• _Objective_
Your task is to output the data exactly as it stands.

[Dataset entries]

________________________

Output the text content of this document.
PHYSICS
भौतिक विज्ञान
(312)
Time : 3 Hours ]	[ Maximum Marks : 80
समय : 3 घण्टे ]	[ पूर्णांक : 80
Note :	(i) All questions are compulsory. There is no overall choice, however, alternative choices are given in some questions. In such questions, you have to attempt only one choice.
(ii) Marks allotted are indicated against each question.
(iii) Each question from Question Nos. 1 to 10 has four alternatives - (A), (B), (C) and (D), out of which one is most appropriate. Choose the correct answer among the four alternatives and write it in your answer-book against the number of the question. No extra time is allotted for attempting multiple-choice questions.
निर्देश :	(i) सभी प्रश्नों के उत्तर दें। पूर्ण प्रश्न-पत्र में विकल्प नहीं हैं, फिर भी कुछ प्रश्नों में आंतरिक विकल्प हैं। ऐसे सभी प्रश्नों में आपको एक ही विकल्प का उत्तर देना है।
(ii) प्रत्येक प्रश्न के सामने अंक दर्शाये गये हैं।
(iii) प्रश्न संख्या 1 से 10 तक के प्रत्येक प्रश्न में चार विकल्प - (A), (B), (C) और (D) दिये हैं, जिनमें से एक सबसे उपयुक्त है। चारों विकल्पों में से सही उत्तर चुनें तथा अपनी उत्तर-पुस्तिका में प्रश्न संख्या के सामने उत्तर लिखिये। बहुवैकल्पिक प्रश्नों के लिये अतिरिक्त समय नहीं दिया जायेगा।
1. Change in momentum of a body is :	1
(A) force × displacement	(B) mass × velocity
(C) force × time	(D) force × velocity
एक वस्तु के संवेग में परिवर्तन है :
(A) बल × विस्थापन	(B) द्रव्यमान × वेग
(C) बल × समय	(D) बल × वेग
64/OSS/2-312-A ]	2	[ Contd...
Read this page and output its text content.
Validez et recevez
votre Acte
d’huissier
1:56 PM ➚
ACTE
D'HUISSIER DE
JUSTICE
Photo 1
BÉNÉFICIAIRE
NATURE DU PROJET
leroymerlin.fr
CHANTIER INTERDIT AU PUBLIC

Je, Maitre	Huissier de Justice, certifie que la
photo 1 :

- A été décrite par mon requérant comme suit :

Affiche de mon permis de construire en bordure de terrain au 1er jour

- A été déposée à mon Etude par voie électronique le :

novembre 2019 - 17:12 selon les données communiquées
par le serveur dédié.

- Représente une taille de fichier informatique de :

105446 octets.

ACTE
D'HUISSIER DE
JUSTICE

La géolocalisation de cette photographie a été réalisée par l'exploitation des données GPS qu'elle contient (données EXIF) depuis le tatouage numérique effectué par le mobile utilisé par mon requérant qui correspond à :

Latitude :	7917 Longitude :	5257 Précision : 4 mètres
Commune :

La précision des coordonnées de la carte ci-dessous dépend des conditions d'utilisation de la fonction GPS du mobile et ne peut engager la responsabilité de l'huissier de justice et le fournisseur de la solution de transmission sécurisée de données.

________________________

• _Solution to this task_
Output the text content of this document.
PHYSICS
भौतिक विज्ञान
(312)
Time : 3 Hours ]	[ Maximum Marks : 80
समय : 3 घण्टे ]	[ पूर्णांक : 80
Note :	(i) All questions are compulsory. There is no overall choice, however, alternative choices are given in some questions. In such questions, you have to attempt only one choice.
(ii) Marks allotted are indicated against each question.
(iii) Each question from Question Nos. 1 to 10 has four alternatives - (A), (B), (C) and (D), out of which one is most appropriate. Choose the correct answer among the four alternatives and write it in your answer-book against the number of the question. No extra time is allotted for attempting multiple-choice questions.
निर्देश :	(i) सभी प्रश्नों के उत्तर दें। पूर्ण प्रश्न-पत्र में विकल्प नहीं हैं, फिर भी कुछ प्रश्नों में आंतरिक विकल्प हैं। ऐसे सभी प्रश्नों में आपको एक ही विकल्प का उत्तर देना है।
(ii) प्रत्येक प्रश्न के सामने अंक दर्शाये गये हैं।
(iii) प्रश्न संख्या 1 से 10 तक के प्रत्येक प्रश्न में चार विकल्प - (A), (B), (C) और (D) दिये हैं, जिनमें से एक सबसे उपयुक्त है। चारों विकल्पों में से सही उत्तर चुनें तथा अपनी उत्तर-पुस्तिका में प्रश्न संख्या के सामने उत्तर लिखिये। बहुवैकल्पिक प्रश्नों के लिये अतिरिक्त समय नहीं दिया जायेगा।
1. Change in momentum of a body is :	1
(A) force × displacement	(B) mass × velocity
(C) force × time	(D) force × velocity
एक वस्तु के संवेग में परिवर्तन है :
(A) बल × विस्थापन	(B) द्रव्यमान × वेग
(C) बल × समय	(D) बल × वेग
64/OSS/2-312-A ]	2	[ Contd...
Read this page and output its text content.
Validez et recevez
votre Acte
d’huissier
1:56 PM ➚
ACTE
D'HUISSIER DE
JUSTICE
Photo 1
BÉNÉFICIAIRE
NATURE DU PROJET
leroymerlin.fr
CHANTIER INTERDIT AU PUBLIC

Je, Maitre	Huissier de Justice, certifie que la
photo 1 :

- A été décrite par mon requérant comme suit :

Affiche de mon permis de construire en bordure de terrain au 1er jour

- A été déposée à mon Etude par voie électronique le :

novembre 2019 - 17:12 selon les données communiquées
par le serveur dédié.

- Représente une taille de fichier informatique de :

105446 octets.

ACTE
D'HUISSIER DE
JUSTICE

La géolocalisation de cette photographie a été réalisée par l'exploitation des données GPS qu'elle contient (données EXIF) depuis le tatouage numérique effectué par le mobile utilisé par mon requérant qui correspond à :

Latitude :	7917 Longitude :	5257 Précision : 4 mètres
Commune :

La précision des coordonnées de la carte ci-dessous dépend des conditions d'utilisation de la fonction GPS du mobile et ne peut engager la responsabilité de l'huissier de justice et le fournisseur de la solution de transmission sécurisée de données.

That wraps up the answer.